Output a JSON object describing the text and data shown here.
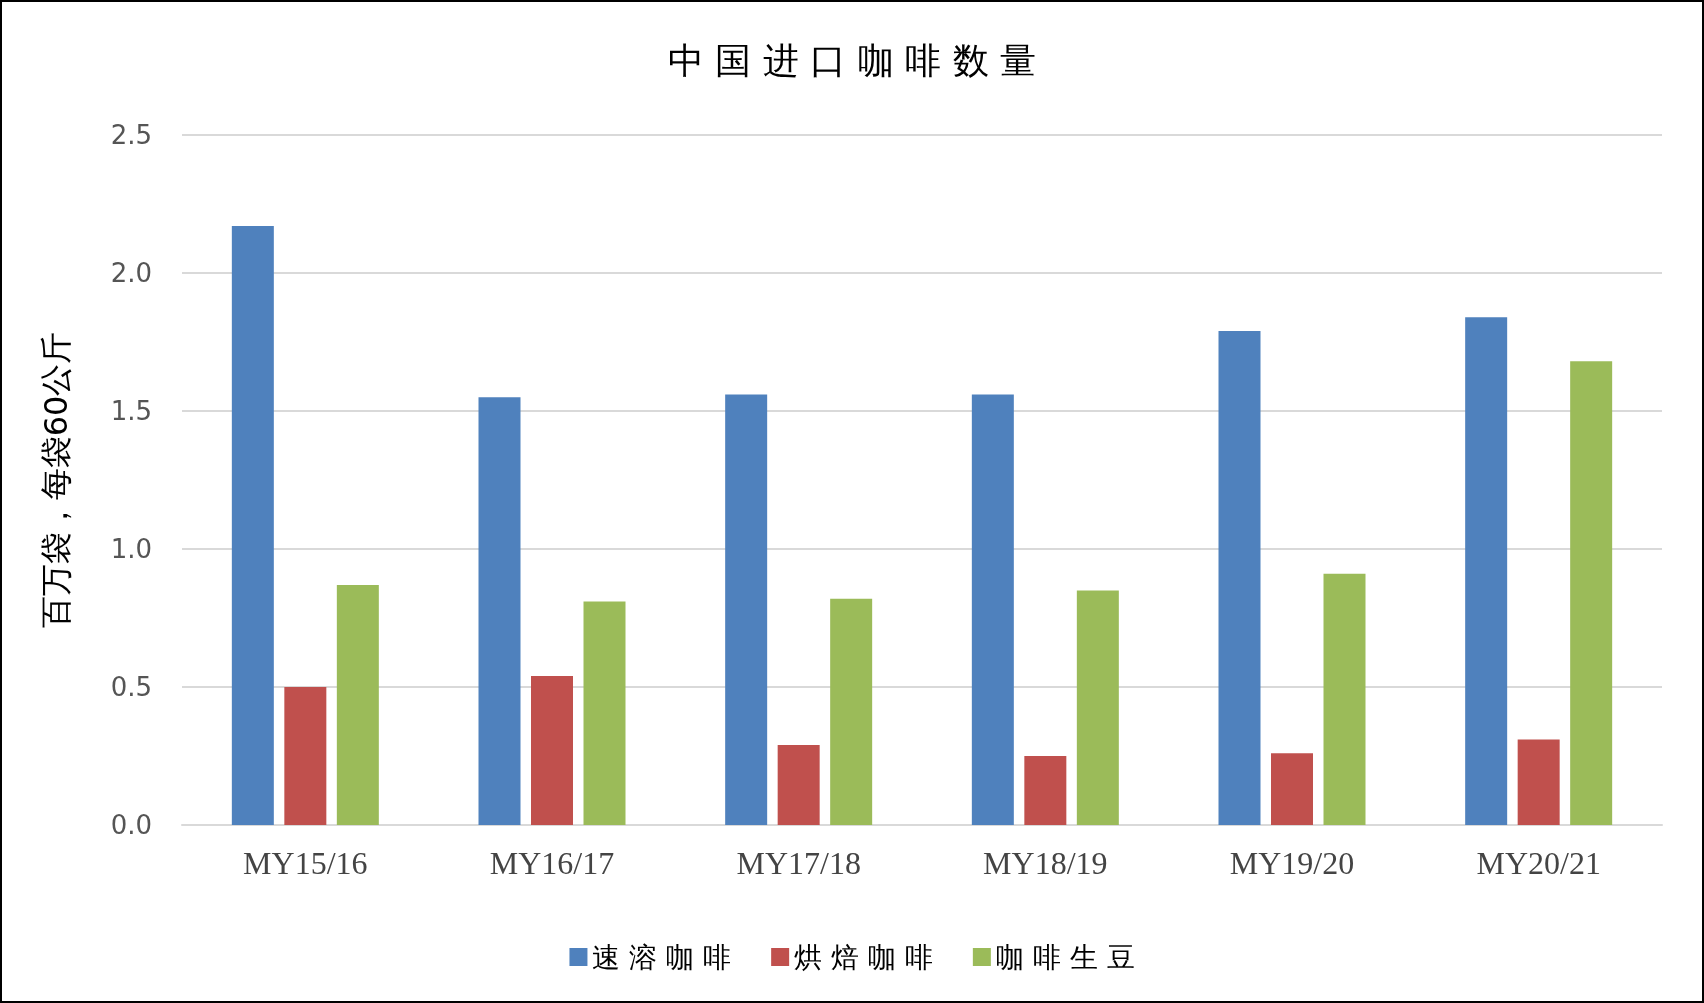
{
  "chart_data": {
    "type": "bar",
    "title": "中 国 进 口 咖 啡 数 量",
    "ylabel": "百万袋，每袋60公斤",
    "categories": [
      "MY15/16",
      "MY16/17",
      "MY17/18",
      "MY18/19",
      "MY19/20",
      "MY20/21"
    ],
    "series": [
      {
        "name": "速 溶 咖 啡",
        "color": "#4f81bd",
        "values": [
          2.17,
          1.55,
          1.56,
          1.56,
          1.79,
          1.84
        ]
      },
      {
        "name": "烘 焙 咖 啡",
        "color": "#c0504d",
        "values": [
          0.5,
          0.54,
          0.29,
          0.25,
          0.26,
          0.31
        ]
      },
      {
        "name": "咖 啡 生 豆",
        "color": "#9bbb59",
        "values": [
          0.87,
          0.81,
          0.82,
          0.85,
          0.91,
          1.68
        ]
      }
    ],
    "ylim": [
      0,
      2.5
    ],
    "yticks": [
      {
        "value": 0,
        "label": "0.0"
      },
      {
        "value": 0.5,
        "label": "0.5"
      },
      {
        "value": 1,
        "label": "1.0"
      },
      {
        "value": 1.5,
        "label": "1.5"
      },
      {
        "value": 2,
        "label": "2.0"
      },
      {
        "value": 2.5,
        "label": "2.5"
      }
    ],
    "grid": "y",
    "legend": "bottom"
  }
}
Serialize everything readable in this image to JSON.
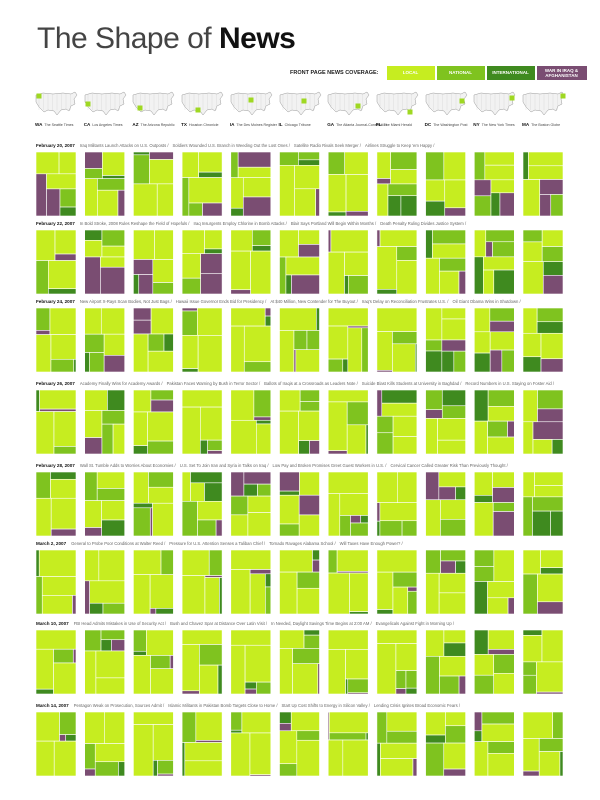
{
  "title": {
    "part1": "The Shape of ",
    "part2": "News"
  },
  "legend": {
    "label": "FRONT PAGE NEWS COVERAGE:",
    "items": [
      {
        "label": "LOCAL",
        "color": "#c6ed20"
      },
      {
        "label": "NATIONAL",
        "color": "#7fc31f"
      },
      {
        "label": "INTERNATIONAL",
        "color": "#3f8a1f"
      },
      {
        "label": "WAR IN IRAQ & AFGHANISTAN",
        "color": "#7a4d72"
      }
    ]
  },
  "papers": [
    {
      "state": "WA",
      "name": "The Seattle Times"
    },
    {
      "state": "CA",
      "name": "Los Angeles Times"
    },
    {
      "state": "AZ",
      "name": "The Arizona Republic"
    },
    {
      "state": "TX",
      "name": "Houston Chronicle"
    },
    {
      "state": "IA",
      "name": "The Des Moines Register"
    },
    {
      "state": "IL",
      "name": "Chicago Tribune"
    },
    {
      "state": "GA",
      "name": "The Atlanta Journal-Constitution"
    },
    {
      "state": "FL",
      "name": "The Miami Herald"
    },
    {
      "state": "DC",
      "name": "The Washington Post"
    },
    {
      "state": "NY",
      "name": "The New York Times"
    },
    {
      "state": "MA",
      "name": "The Boston Globe"
    }
  ],
  "chart_data": {
    "type": "treemap-small-multiples",
    "categories": [
      "Local",
      "National",
      "International",
      "War in Iraq & Afghanistan"
    ],
    "days": [
      {
        "date": "February 20, 2007",
        "headlines": [
          "Iraq Militants Launch Attacks on U.S. Outposts",
          "Soldiers Wounded U.S. Branch in Weeding Out the Lost Ones",
          "Satellite Radio Rivals Seek Merger",
          "Airlines Struggle to Keep 'em Happy"
        ],
        "shares": [
          [
            0.58,
            0.1,
            0.04,
            0.28
          ],
          [
            0.55,
            0.2,
            0.03,
            0.22
          ],
          [
            0.75,
            0.15,
            0.03,
            0.07
          ],
          [
            0.7,
            0.18,
            0.04,
            0.08
          ],
          [
            0.5,
            0.1,
            0.05,
            0.35
          ],
          [
            0.75,
            0.17,
            0.04,
            0.04
          ],
          [
            0.8,
            0.14,
            0.03,
            0.03
          ],
          [
            0.35,
            0.4,
            0.2,
            0.05
          ],
          [
            0.65,
            0.15,
            0.1,
            0.1
          ],
          [
            0.5,
            0.2,
            0.1,
            0.2
          ],
          [
            0.55,
            0.15,
            0.05,
            0.25
          ]
        ]
      },
      {
        "date": "February 22, 2007",
        "headlines": [
          "In Bold Stroke, 2008 Rules Reshape the Field of Hopefuls",
          "Iraq Insurgents Employ Chlorine in Bomb Attacks",
          "Blair Says Portland Will Begin Within Months",
          "Death Penalty Ruling Divides Justice System"
        ],
        "shares": [
          [
            0.75,
            0.15,
            0.05,
            0.05
          ],
          [
            0.45,
            0.15,
            0.05,
            0.35
          ],
          [
            0.65,
            0.15,
            0.03,
            0.17
          ],
          [
            0.6,
            0.1,
            0.05,
            0.25
          ],
          [
            0.78,
            0.12,
            0.05,
            0.05
          ],
          [
            0.5,
            0.15,
            0.05,
            0.3
          ],
          [
            0.82,
            0.12,
            0.03,
            0.03
          ],
          [
            0.85,
            0.1,
            0.03,
            0.02
          ],
          [
            0.55,
            0.3,
            0.1,
            0.05
          ],
          [
            0.4,
            0.25,
            0.3,
            0.05
          ],
          [
            0.6,
            0.2,
            0.1,
            0.1
          ]
        ]
      },
      {
        "date": "February 24, 2007",
        "headlines": [
          "New Airport X-Rays Scan Bodies, Not Just Bags",
          "Hawaii Issue Governor Ends Bid for Presidency",
          "At $40 Million, New Contender for The Buyout",
          "Iraq's Delay on Reconciliation Frustrates U.S.",
          "Oil Giant Obama Wins in Shutdown"
        ],
        "shares": [
          [
            0.75,
            0.2,
            0.02,
            0.03
          ],
          [
            0.6,
            0.2,
            0.05,
            0.15
          ],
          [
            0.55,
            0.15,
            0.05,
            0.25
          ],
          [
            0.85,
            0.1,
            0.03,
            0.02
          ],
          [
            0.85,
            0.1,
            0.03,
            0.02
          ],
          [
            0.7,
            0.25,
            0.03,
            0.02
          ],
          [
            0.75,
            0.2,
            0.03,
            0.02
          ],
          [
            0.85,
            0.12,
            0.02,
            0.01
          ],
          [
            0.45,
            0.2,
            0.25,
            0.1
          ],
          [
            0.45,
            0.2,
            0.1,
            0.25
          ],
          [
            0.5,
            0.15,
            0.2,
            0.15
          ]
        ]
      },
      {
        "date": "February 26, 2007",
        "headlines": [
          "Academy Finally Wins for Academy Awards",
          "Pakistan Faces Warning by Bush in Terror Sector",
          "Ballots of Iraqis at a Crossroads as Leaders Note",
          "Suicide Blast Kills Students at University in Baghdad",
          "Record Numbers in U.S. Staying on Foster Aid"
        ],
        "shares": [
          [
            0.8,
            0.12,
            0.03,
            0.05
          ],
          [
            0.55,
            0.2,
            0.15,
            0.1
          ],
          [
            0.65,
            0.2,
            0.05,
            0.1
          ],
          [
            0.85,
            0.1,
            0.03,
            0.02
          ],
          [
            0.8,
            0.15,
            0.03,
            0.02
          ],
          [
            0.7,
            0.2,
            0.05,
            0.05
          ],
          [
            0.82,
            0.13,
            0.03,
            0.02
          ],
          [
            0.55,
            0.25,
            0.15,
            0.05
          ],
          [
            0.6,
            0.25,
            0.1,
            0.05
          ],
          [
            0.5,
            0.3,
            0.15,
            0.05
          ],
          [
            0.45,
            0.15,
            0.05,
            0.35
          ]
        ]
      },
      {
        "date": "February 28, 2007",
        "headlines": [
          "Wall St. Tumble Adds to Worries About Economies",
          "U.S. Set To Join Iran and Syria in Talks on Iraq",
          "Low Pay and Broken Promises Greet Guest Workers in U.S.",
          "Cervical Cancer Called Greater Risk Than Previously Thought"
        ],
        "shares": [
          [
            0.75,
            0.15,
            0.05,
            0.05
          ],
          [
            0.55,
            0.25,
            0.15,
            0.05
          ],
          [
            0.65,
            0.3,
            0.03,
            0.02
          ],
          [
            0.45,
            0.3,
            0.2,
            0.05
          ],
          [
            0.55,
            0.2,
            0.05,
            0.2
          ],
          [
            0.6,
            0.1,
            0.05,
            0.25
          ],
          [
            0.75,
            0.2,
            0.03,
            0.02
          ],
          [
            0.7,
            0.25,
            0.03,
            0.02
          ],
          [
            0.6,
            0.15,
            0.05,
            0.2
          ],
          [
            0.55,
            0.1,
            0.05,
            0.3
          ],
          [
            0.4,
            0.3,
            0.3,
            0.0
          ]
        ]
      },
      {
        "date": "March 2, 2007",
        "headlines": [
          "General to Probe Poor Conditions at Walter Reed",
          "Pressure for U.S. Attention Senses a Taliban Chief",
          "Tornado Ravages Alabama School",
          "Will Taxes Have Enough Power?"
        ],
        "shares": [
          [
            0.85,
            0.1,
            0.03,
            0.02
          ],
          [
            0.75,
            0.15,
            0.05,
            0.05
          ],
          [
            0.85,
            0.1,
            0.03,
            0.02
          ],
          [
            0.8,
            0.15,
            0.03,
            0.02
          ],
          [
            0.8,
            0.1,
            0.05,
            0.05
          ],
          [
            0.75,
            0.15,
            0.05,
            0.05
          ],
          [
            0.88,
            0.08,
            0.02,
            0.02
          ],
          [
            0.75,
            0.2,
            0.03,
            0.02
          ],
          [
            0.6,
            0.25,
            0.05,
            0.1
          ],
          [
            0.55,
            0.25,
            0.15,
            0.05
          ],
          [
            0.7,
            0.15,
            0.05,
            0.1
          ]
        ]
      },
      {
        "date": "March 10, 2007",
        "headlines": [
          "FBI Head Admits Mistakes in Use of Security Act",
          "Bush and Chavez Spar at Distance Over Latin Visit",
          "In Needed, Daylight Savings Time Begins at 2:00 AM",
          "Evangelicals Against Fight in Morning Up"
        ],
        "shares": [
          [
            0.85,
            0.1,
            0.03,
            0.02
          ],
          [
            0.7,
            0.2,
            0.05,
            0.05
          ],
          [
            0.75,
            0.2,
            0.03,
            0.02
          ],
          [
            0.8,
            0.15,
            0.03,
            0.02
          ],
          [
            0.88,
            0.08,
            0.02,
            0.02
          ],
          [
            0.7,
            0.25,
            0.03,
            0.02
          ],
          [
            0.85,
            0.12,
            0.02,
            0.01
          ],
          [
            0.78,
            0.18,
            0.02,
            0.02
          ],
          [
            0.5,
            0.35,
            0.1,
            0.05
          ],
          [
            0.55,
            0.3,
            0.1,
            0.05
          ],
          [
            0.75,
            0.2,
            0.03,
            0.02
          ]
        ]
      },
      {
        "date": "March 14, 2007",
        "headlines": [
          "Pentagon Weak on Prosecution, Sources Admit",
          "Islamic Militants in Pakistan Bomb Targets Close to Home",
          "Start Up Cost Shifts to Energy in Silicon Valley",
          "Lending Crisis Ignites Broad Economic Fears"
        ],
        "shares": [
          [
            0.8,
            0.15,
            0.03,
            0.02
          ],
          [
            0.75,
            0.2,
            0.03,
            0.02
          ],
          [
            0.85,
            0.12,
            0.02,
            0.01
          ],
          [
            0.8,
            0.15,
            0.03,
            0.02
          ],
          [
            0.88,
            0.1,
            0.01,
            0.01
          ],
          [
            0.75,
            0.2,
            0.03,
            0.02
          ],
          [
            0.88,
            0.1,
            0.01,
            0.01
          ],
          [
            0.65,
            0.3,
            0.03,
            0.02
          ],
          [
            0.5,
            0.35,
            0.1,
            0.05
          ],
          [
            0.6,
            0.3,
            0.05,
            0.05
          ],
          [
            0.75,
            0.2,
            0.03,
            0.02
          ]
        ]
      }
    ]
  }
}
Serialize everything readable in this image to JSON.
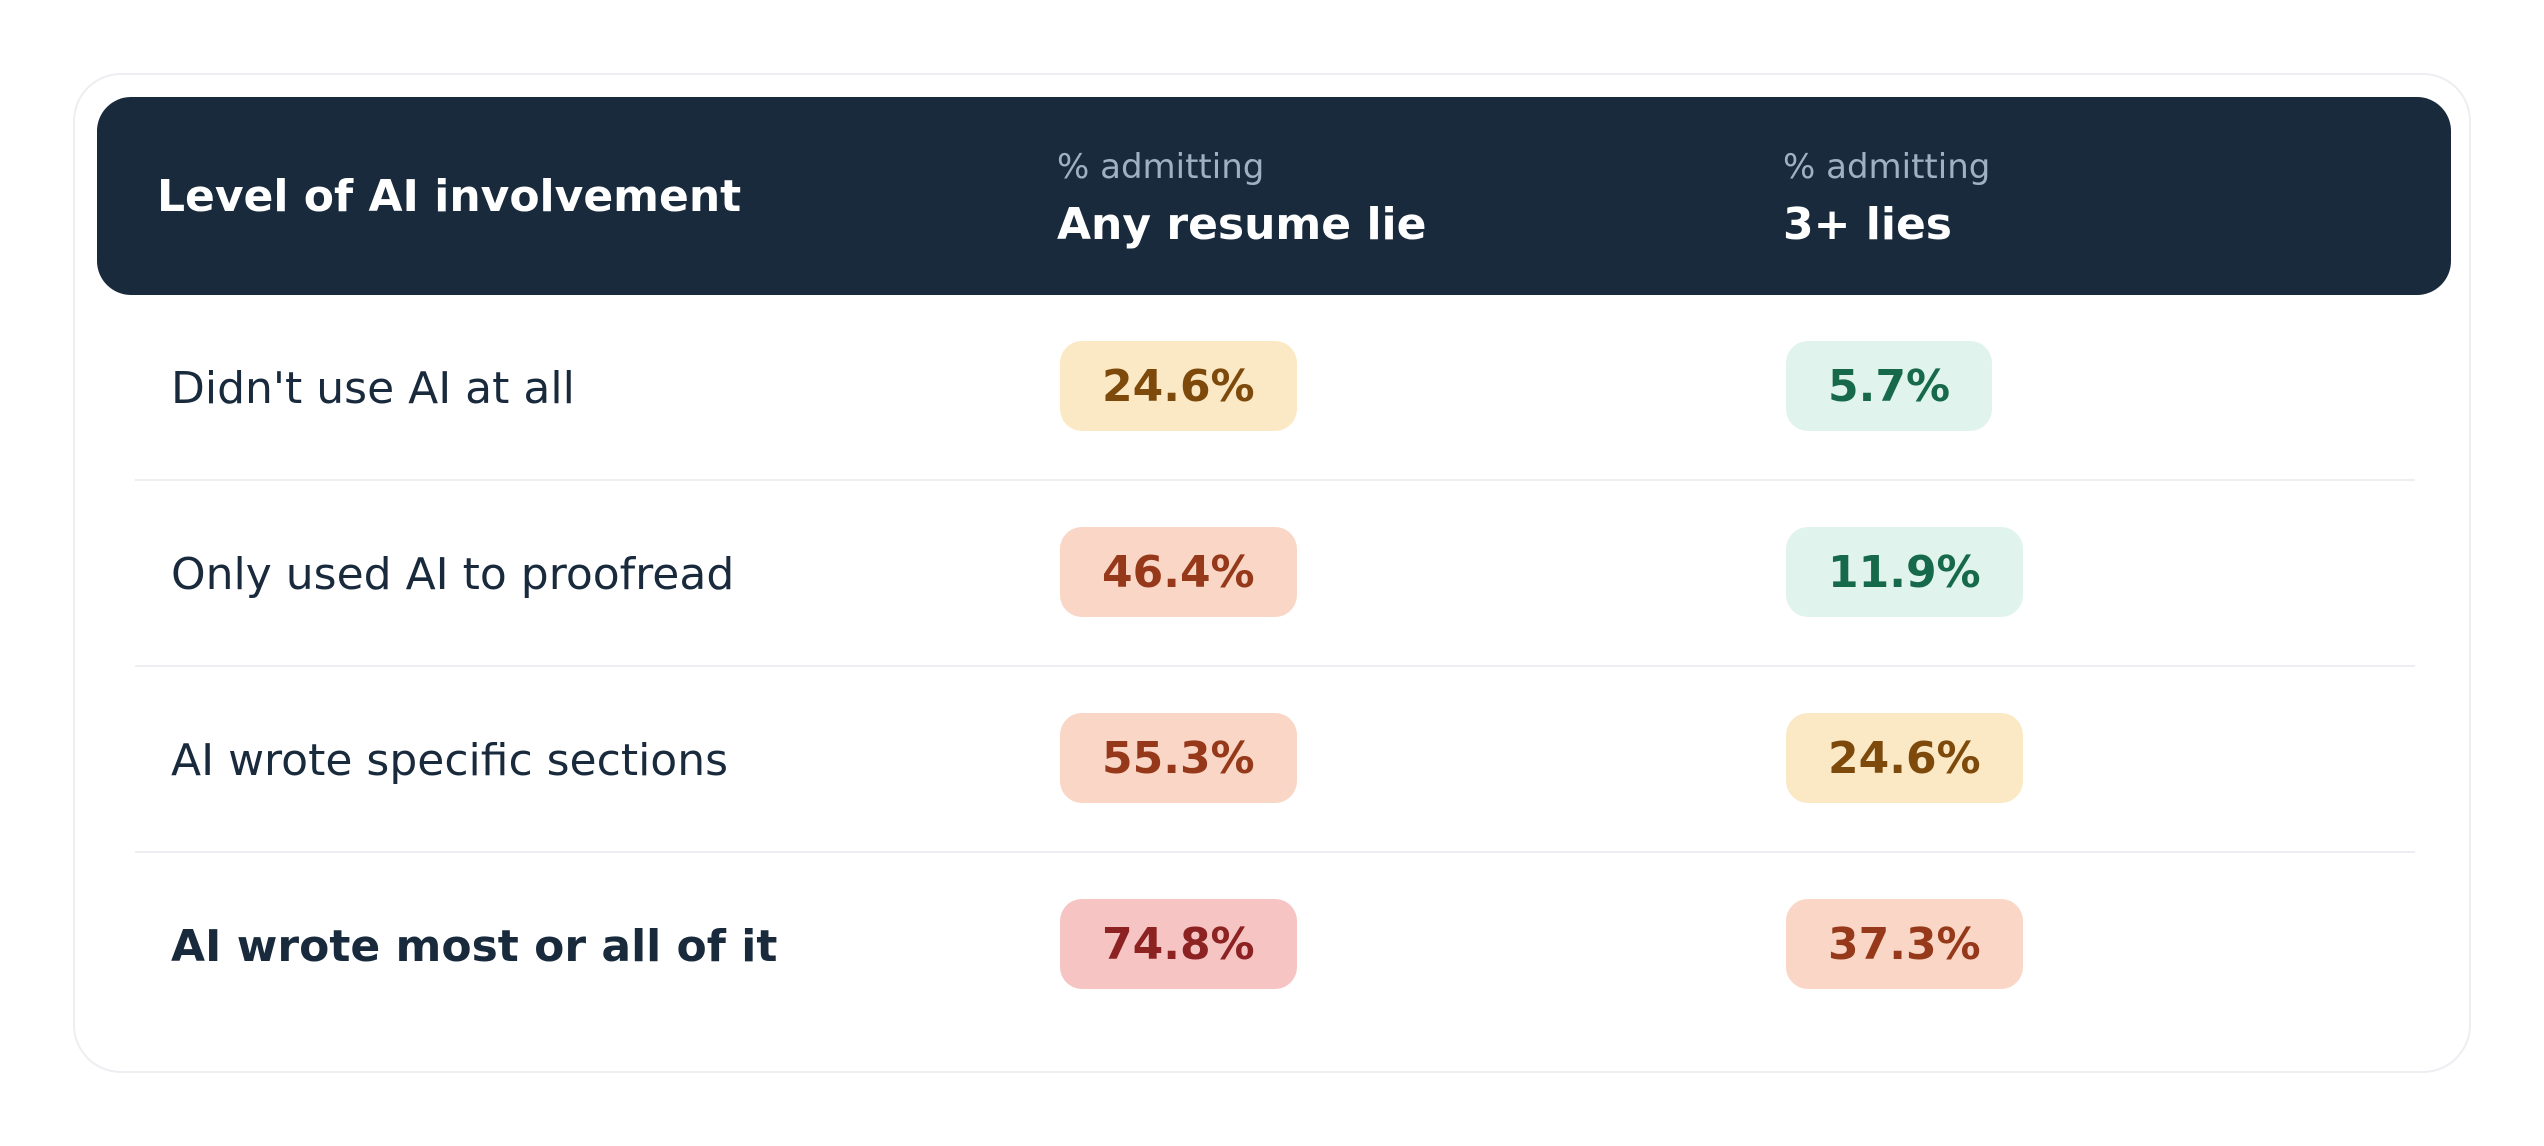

+ + + + +

## What to work on:
Filter the entries and copy out every line with the word "state".

## Written solution:
      "state": "WA",
      "state": "CA",
      "state": "AZ",
      "state": "TX",
      "state": "IA",
      "state": "IL",
      "state": "GA",
      "state": "FL",
      "state": "DC",
      "state": "NY",
      "state": "MA",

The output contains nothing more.